Extracted data entries:
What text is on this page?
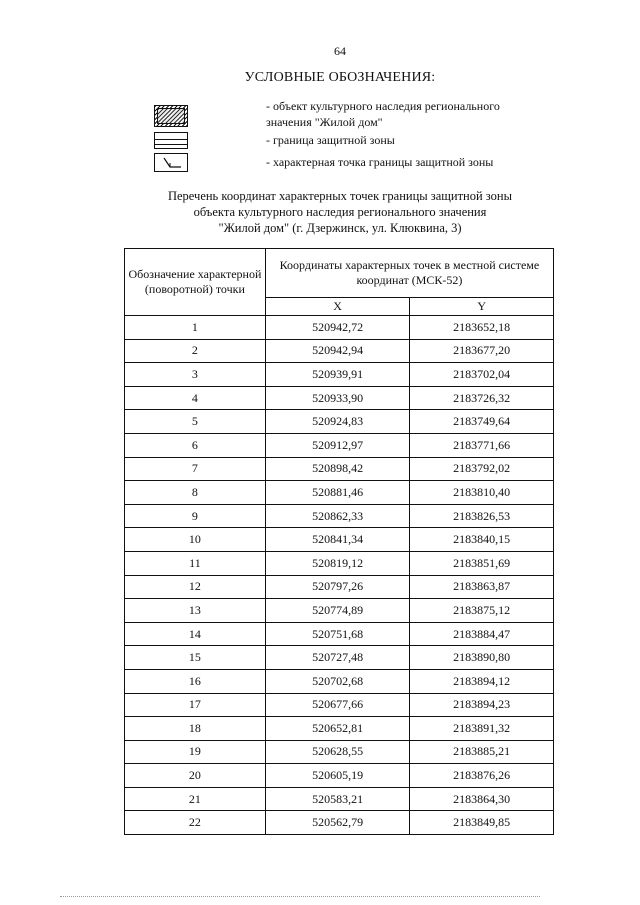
64
УСЛОВНЫЕ ОБОЗНАЧЕНИЯ:
- объект культурного наследия регионального
значения "Жилой дом"
- граница защитной зоны
- характерная точка границы защитной зоны
Перечень координат характерных точек границы защитной зоны
объекта культурного наследия регионального значения
"Жилой дом" (г. Дзержинск, ул. Клюквина, 3)
Обозначение характерной (поворотной) точки	Координаты характерных точек в местной системе координат (МСК-52)	
	X	Y
1	520942,72	2183652,18
2	520942,94	2183677,20
3	520939,91	2183702,04
4	520933,90	2183726,32
5	520924,83	2183749,64
6	520912,97	2183771,66
7	520898,42	2183792,02
8	520881,46	2183810,40
9	520862,33	2183826,53
10	520841,34	2183840,15
11	520819,12	2183851,69
12	520797,26	2183863,87
13	520774,89	2183875,12
14	520751,68	2183884,47
15	520727,48	2183890,80
16	520702,68	2183894,12
17	520677,66	2183894,23
18	520652,81	2183891,32
19	520628,55	2183885,21
20	520605,19	2183876,26
21	520583,21	2183864,30
22	520562,79	2183849,85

WHAT THE TASK ASKS: Quote the data above in full and without alteration; skip the pictures.

WORKED ANSWER:
What text is on this page?
64
УСЛОВНЫЕ ОБОЗНАЧЕНИЯ:
- объект культурного наследия регионального
значения "Жилой дом"
- граница защитной зоны
- характерная точка границы защитной зоны
Перечень координат характерных точек границы защитной зоны
объекта культурного наследия регионального значения
"Жилой дом" (г. Дзержинск, ул. Клюквина, 3)
Обозначение характерной (поворотной) точки	Координаты характерных точек в местной системе координат (МСК-52)	
	X	Y
1	520942,72	2183652,18
2	520942,94	2183677,20
3	520939,91	2183702,04
4	520933,90	2183726,32
5	520924,83	2183749,64
6	520912,97	2183771,66
7	520898,42	2183792,02
8	520881,46	2183810,40
9	520862,33	2183826,53
10	520841,34	2183840,15
11	520819,12	2183851,69
12	520797,26	2183863,87
13	520774,89	2183875,12
14	520751,68	2183884,47
15	520727,48	2183890,80
16	520702,68	2183894,12
17	520677,66	2183894,23
18	520652,81	2183891,32
19	520628,55	2183885,21
20	520605,19	2183876,26
21	520583,21	2183864,30
22	520562,79	2183849,85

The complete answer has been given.